▶ **GOAL**
Quote the listing below in its entirety.

▶ **GIVEN DATA**
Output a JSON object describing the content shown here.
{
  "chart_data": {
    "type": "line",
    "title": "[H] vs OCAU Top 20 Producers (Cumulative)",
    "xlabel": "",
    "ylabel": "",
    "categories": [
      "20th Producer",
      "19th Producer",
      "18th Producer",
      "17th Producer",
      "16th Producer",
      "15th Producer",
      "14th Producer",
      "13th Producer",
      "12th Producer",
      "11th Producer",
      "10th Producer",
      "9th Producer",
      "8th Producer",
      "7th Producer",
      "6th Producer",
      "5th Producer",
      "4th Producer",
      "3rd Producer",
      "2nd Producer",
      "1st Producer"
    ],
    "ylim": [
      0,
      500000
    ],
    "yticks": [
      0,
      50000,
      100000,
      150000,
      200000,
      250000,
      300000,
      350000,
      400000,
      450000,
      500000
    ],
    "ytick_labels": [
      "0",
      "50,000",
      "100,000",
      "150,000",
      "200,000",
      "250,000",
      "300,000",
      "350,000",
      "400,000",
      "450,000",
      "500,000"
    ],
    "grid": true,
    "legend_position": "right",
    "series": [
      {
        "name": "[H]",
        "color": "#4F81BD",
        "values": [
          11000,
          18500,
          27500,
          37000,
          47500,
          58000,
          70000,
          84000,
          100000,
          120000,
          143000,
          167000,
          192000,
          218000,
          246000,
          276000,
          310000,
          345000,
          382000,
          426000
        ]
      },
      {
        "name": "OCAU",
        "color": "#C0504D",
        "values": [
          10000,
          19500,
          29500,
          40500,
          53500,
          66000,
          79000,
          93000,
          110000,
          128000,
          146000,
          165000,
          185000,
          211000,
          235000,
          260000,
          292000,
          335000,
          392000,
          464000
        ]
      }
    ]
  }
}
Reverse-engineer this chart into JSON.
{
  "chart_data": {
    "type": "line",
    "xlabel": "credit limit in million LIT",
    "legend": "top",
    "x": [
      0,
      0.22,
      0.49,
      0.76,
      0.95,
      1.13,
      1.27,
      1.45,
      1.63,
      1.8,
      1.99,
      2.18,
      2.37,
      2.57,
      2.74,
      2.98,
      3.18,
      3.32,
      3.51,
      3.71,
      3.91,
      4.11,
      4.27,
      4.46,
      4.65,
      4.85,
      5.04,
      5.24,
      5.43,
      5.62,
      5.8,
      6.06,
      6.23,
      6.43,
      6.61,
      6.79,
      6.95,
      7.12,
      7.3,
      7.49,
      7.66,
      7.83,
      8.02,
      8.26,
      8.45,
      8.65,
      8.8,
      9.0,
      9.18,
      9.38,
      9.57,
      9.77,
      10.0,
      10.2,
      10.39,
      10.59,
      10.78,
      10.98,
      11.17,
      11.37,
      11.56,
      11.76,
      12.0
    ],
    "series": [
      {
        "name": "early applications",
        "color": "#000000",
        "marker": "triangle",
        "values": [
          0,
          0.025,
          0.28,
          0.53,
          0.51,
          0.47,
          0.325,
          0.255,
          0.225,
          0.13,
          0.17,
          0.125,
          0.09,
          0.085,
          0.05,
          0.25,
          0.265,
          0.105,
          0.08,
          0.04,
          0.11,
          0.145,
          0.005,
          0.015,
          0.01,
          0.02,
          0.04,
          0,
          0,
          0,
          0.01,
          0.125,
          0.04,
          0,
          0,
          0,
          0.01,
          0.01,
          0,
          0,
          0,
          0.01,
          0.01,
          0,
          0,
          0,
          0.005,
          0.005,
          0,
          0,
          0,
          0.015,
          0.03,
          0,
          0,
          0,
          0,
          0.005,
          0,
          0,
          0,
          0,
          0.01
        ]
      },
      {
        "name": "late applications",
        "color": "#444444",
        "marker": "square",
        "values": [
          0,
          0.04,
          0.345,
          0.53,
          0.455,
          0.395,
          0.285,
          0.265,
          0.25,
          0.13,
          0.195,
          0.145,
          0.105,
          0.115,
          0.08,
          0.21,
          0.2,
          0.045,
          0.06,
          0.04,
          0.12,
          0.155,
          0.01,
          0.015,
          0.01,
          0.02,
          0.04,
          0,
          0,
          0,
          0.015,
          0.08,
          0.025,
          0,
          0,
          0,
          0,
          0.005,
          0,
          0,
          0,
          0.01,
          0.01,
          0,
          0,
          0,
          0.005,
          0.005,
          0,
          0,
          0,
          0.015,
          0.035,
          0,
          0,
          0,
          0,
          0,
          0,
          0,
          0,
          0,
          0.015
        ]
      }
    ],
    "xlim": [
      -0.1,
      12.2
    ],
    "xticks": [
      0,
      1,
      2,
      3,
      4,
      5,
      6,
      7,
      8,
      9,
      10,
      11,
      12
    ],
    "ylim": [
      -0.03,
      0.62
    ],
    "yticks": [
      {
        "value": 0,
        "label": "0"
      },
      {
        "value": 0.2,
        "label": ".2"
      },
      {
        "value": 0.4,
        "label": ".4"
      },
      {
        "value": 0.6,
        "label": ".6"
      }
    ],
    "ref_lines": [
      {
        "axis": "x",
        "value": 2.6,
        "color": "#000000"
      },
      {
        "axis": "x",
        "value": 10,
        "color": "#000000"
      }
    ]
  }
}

▶ **RESPONSE TO THIS EXERCISE**
Output a JSON object describing the content shown here.
{
  "chart_data": {
    "type": "line",
    "title": "[H] vs OCAU Top 20 Producers (Cumulative)",
    "xlabel": "",
    "ylabel": "",
    "categories": [
      "20th Producer",
      "19th Producer",
      "18th Producer",
      "17th Producer",
      "16th Producer",
      "15th Producer",
      "14th Producer",
      "13th Producer",
      "12th Producer",
      "11th Producer",
      "10th Producer",
      "9th Producer",
      "8th Producer",
      "7th Producer",
      "6th Producer",
      "5th Producer",
      "4th Producer",
      "3rd Producer",
      "2nd Producer",
      "1st Producer"
    ],
    "ylim": [
      0,
      500000
    ],
    "yticks": [
      0,
      50000,
      100000,
      150000,
      200000,
      250000,
      300000,
      350000,
      400000,
      450000,
      500000
    ],
    "ytick_labels": [
      "0",
      "50,000",
      "100,000",
      "150,000",
      "200,000",
      "250,000",
      "300,000",
      "350,000",
      "400,000",
      "450,000",
      "500,000"
    ],
    "grid": true,
    "legend_position": "right",
    "series": [
      {
        "name": "[H]",
        "color": "#4F81BD",
        "values": [
          11000,
          18500,
          27500,
          37000,
          47500,
          58000,
          70000,
          84000,
          100000,
          120000,
          143000,
          167000,
          192000,
          218000,
          246000,
          276000,
          310000,
          345000,
          382000,
          426000
        ]
      },
      {
        "name": "OCAU",
        "color": "#C0504D",
        "values": [
          10000,
          19500,
          29500,
          40500,
          53500,
          66000,
          79000,
          93000,
          110000,
          128000,
          146000,
          165000,
          185000,
          211000,
          235000,
          260000,
          292000,
          335000,
          392000,
          464000
        ]
      }
    ]
  }
}
Reverse-engineer this chart into JSON.
{
  "chart_data": {
    "type": "line",
    "xlabel": "credit limit in million LIT",
    "legend": "top",
    "x": [
      0,
      0.22,
      0.49,
      0.76,
      0.95,
      1.13,
      1.27,
      1.45,
      1.63,
      1.8,
      1.99,
      2.18,
      2.37,
      2.57,
      2.74,
      2.98,
      3.18,
      3.32,
      3.51,
      3.71,
      3.91,
      4.11,
      4.27,
      4.46,
      4.65,
      4.85,
      5.04,
      5.24,
      5.43,
      5.62,
      5.8,
      6.06,
      6.23,
      6.43,
      6.61,
      6.79,
      6.95,
      7.12,
      7.3,
      7.49,
      7.66,
      7.83,
      8.02,
      8.26,
      8.45,
      8.65,
      8.8,
      9.0,
      9.18,
      9.38,
      9.57,
      9.77,
      10.0,
      10.2,
      10.39,
      10.59,
      10.78,
      10.98,
      11.17,
      11.37,
      11.56,
      11.76,
      12.0
    ],
    "series": [
      {
        "name": "early applications",
        "color": "#000000",
        "marker": "triangle",
        "values": [
          0,
          0.025,
          0.28,
          0.53,
          0.51,
          0.47,
          0.325,
          0.255,
          0.225,
          0.13,
          0.17,
          0.125,
          0.09,
          0.085,
          0.05,
          0.25,
          0.265,
          0.105,
          0.08,
          0.04,
          0.11,
          0.145,
          0.005,
          0.015,
          0.01,
          0.02,
          0.04,
          0,
          0,
          0,
          0.01,
          0.125,
          0.04,
          0,
          0,
          0,
          0.01,
          0.01,
          0,
          0,
          0,
          0.01,
          0.01,
          0,
          0,
          0,
          0.005,
          0.005,
          0,
          0,
          0,
          0.015,
          0.03,
          0,
          0,
          0,
          0,
          0.005,
          0,
          0,
          0,
          0,
          0.01
        ]
      },
      {
        "name": "late applications",
        "color": "#444444",
        "marker": "square",
        "values": [
          0,
          0.04,
          0.345,
          0.53,
          0.455,
          0.395,
          0.285,
          0.265,
          0.25,
          0.13,
          0.195,
          0.145,
          0.105,
          0.115,
          0.08,
          0.21,
          0.2,
          0.045,
          0.06,
          0.04,
          0.12,
          0.155,
          0.01,
          0.015,
          0.01,
          0.02,
          0.04,
          0,
          0,
          0,
          0.015,
          0.08,
          0.025,
          0,
          0,
          0,
          0,
          0.005,
          0,
          0,
          0,
          0.01,
          0.01,
          0,
          0,
          0,
          0.005,
          0.005,
          0,
          0,
          0,
          0.015,
          0.035,
          0,
          0,
          0,
          0,
          0,
          0,
          0,
          0,
          0,
          0.015
        ]
      }
    ],
    "xlim": [
      -0.1,
      12.2
    ],
    "xticks": [
      0,
      1,
      2,
      3,
      4,
      5,
      6,
      7,
      8,
      9,
      10,
      11,
      12
    ],
    "ylim": [
      -0.03,
      0.62
    ],
    "yticks": [
      {
        "value": 0,
        "label": "0"
      },
      {
        "value": 0.2,
        "label": ".2"
      },
      {
        "value": 0.4,
        "label": ".4"
      },
      {
        "value": 0.6,
        "label": ".6"
      }
    ],
    "ref_lines": [
      {
        "axis": "x",
        "value": 2.6,
        "color": "#000000"
      },
      {
        "axis": "x",
        "value": 10,
        "color": "#000000"
      }
    ]
  }
}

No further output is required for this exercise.